____ Provided material
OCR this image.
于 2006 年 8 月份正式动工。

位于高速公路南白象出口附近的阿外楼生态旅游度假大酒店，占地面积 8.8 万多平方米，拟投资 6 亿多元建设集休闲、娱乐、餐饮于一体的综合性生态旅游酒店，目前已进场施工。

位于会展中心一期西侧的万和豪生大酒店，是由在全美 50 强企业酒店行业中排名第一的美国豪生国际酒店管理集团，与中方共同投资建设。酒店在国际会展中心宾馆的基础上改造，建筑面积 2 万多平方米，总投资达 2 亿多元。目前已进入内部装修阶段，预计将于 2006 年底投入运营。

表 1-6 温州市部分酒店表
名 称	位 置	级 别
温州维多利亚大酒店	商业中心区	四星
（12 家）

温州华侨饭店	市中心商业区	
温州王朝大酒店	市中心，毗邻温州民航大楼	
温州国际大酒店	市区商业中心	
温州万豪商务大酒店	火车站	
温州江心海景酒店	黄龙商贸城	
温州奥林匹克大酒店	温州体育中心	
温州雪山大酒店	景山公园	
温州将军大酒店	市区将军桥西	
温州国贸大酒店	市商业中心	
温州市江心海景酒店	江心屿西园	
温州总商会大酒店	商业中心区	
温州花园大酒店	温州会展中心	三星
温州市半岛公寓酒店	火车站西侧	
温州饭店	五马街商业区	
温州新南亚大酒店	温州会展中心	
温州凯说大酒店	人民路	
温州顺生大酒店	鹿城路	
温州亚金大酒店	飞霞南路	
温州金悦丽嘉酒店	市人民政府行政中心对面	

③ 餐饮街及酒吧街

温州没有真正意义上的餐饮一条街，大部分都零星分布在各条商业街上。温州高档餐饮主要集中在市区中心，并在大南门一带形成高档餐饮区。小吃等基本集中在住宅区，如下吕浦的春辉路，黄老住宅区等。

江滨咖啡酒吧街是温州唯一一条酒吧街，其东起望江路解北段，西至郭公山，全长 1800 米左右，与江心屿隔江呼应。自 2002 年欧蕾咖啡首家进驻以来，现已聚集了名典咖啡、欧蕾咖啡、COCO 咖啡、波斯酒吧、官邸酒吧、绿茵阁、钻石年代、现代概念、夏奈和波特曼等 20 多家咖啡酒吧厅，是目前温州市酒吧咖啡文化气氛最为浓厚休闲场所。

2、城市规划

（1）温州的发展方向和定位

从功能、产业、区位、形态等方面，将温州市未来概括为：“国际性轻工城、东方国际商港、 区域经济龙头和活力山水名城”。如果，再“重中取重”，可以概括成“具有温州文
________
Written instruction - Give a word-for-word copy of the records.

Exercise result -
OCR this image.
于 2006 年 8 月份正式动工。

位于高速公路南白象出口附近的阿外楼生态旅游度假大酒店，占地面积 8.8 万多平方米，拟投资 6 亿多元建设集休闲、娱乐、餐饮于一体的综合性生态旅游酒店，目前已进场施工。

位于会展中心一期西侧的万和豪生大酒店，是由在全美 50 强企业酒店行业中排名第一的美国豪生国际酒店管理集团，与中方共同投资建设。酒店在国际会展中心宾馆的基础上改造，建筑面积 2 万多平方米，总投资达 2 亿多元。目前已进入内部装修阶段，预计将于 2006 年底投入运营。

表 1-6 温州市部分酒店表
名 称	位 置	级 别
温州维多利亚大酒店	商业中心区	四星
（12 家）

温州华侨饭店	市中心商业区	
温州王朝大酒店	市中心，毗邻温州民航大楼	
温州国际大酒店	市区商业中心	
温州万豪商务大酒店	火车站	
温州江心海景酒店	黄龙商贸城	
温州奥林匹克大酒店	温州体育中心	
温州雪山大酒店	景山公园	
温州将军大酒店	市区将军桥西	
温州国贸大酒店	市商业中心	
温州市江心海景酒店	江心屿西园	
温州总商会大酒店	商业中心区	
温州花园大酒店	温州会展中心	三星
温州市半岛公寓酒店	火车站西侧	
温州饭店	五马街商业区	
温州新南亚大酒店	温州会展中心	
温州凯说大酒店	人民路	
温州顺生大酒店	鹿城路	
温州亚金大酒店	飞霞南路	
温州金悦丽嘉酒店	市人民政府行政中心对面	

③ 餐饮街及酒吧街

温州没有真正意义上的餐饮一条街，大部分都零星分布在各条商业街上。温州高档餐饮主要集中在市区中心，并在大南门一带形成高档餐饮区。小吃等基本集中在住宅区，如下吕浦的春辉路，黄老住宅区等。

江滨咖啡酒吧街是温州唯一一条酒吧街，其东起望江路解北段，西至郭公山，全长 1800 米左右，与江心屿隔江呼应。自 2002 年欧蕾咖啡首家进驻以来，现已聚集了名典咖啡、欧蕾咖啡、COCO 咖啡、波斯酒吧、官邸酒吧、绿茵阁、钻石年代、现代概念、夏奈和波特曼等 20 多家咖啡酒吧厅，是目前温州市酒吧咖啡文化气氛最为浓厚休闲场所。

2、城市规划

（1）温州的发展方向和定位

从功能、产业、区位、形态等方面，将温州市未来概括为：“国际性轻工城、东方国际商港、 区域经济龙头和活力山水名城”。如果，再“重中取重”，可以概括成“具有温州文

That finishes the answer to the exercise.